Comb the records below for the string "income" and copy each line where it turns up.

* Begin RECORDS FOR THIS EXERCISE *

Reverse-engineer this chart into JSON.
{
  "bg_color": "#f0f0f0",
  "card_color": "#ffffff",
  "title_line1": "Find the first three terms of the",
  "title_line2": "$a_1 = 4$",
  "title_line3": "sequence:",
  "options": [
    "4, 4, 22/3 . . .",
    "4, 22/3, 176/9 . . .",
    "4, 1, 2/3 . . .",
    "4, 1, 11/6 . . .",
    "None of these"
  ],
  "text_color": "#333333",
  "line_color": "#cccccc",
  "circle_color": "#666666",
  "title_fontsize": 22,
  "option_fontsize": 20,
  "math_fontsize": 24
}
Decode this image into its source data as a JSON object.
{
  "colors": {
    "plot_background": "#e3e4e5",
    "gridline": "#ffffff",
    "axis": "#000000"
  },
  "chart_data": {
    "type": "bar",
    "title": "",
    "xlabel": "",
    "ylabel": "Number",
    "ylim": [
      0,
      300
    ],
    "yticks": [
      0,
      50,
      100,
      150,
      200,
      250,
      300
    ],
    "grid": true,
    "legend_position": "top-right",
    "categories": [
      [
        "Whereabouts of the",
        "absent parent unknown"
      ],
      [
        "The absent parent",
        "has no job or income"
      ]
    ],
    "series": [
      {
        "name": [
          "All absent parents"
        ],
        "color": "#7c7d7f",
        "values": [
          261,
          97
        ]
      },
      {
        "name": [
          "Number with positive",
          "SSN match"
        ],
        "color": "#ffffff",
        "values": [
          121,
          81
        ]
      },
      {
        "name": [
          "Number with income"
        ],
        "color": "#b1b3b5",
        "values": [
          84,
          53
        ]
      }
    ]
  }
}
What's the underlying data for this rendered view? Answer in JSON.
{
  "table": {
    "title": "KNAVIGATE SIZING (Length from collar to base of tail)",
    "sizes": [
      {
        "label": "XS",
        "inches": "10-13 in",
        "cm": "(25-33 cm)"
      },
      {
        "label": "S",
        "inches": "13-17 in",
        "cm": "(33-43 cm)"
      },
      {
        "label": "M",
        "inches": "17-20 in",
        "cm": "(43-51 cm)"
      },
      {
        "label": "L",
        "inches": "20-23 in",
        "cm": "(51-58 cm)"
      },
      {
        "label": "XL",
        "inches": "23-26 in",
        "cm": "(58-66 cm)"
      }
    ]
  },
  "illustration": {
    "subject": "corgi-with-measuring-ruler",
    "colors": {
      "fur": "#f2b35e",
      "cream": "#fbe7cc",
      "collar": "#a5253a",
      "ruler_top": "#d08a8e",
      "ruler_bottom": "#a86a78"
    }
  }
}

* End RECORDS FOR THIS EXERCISE *

■ RESULT OF THIS EXERCISE
        "has no job or income"
          "Number with income"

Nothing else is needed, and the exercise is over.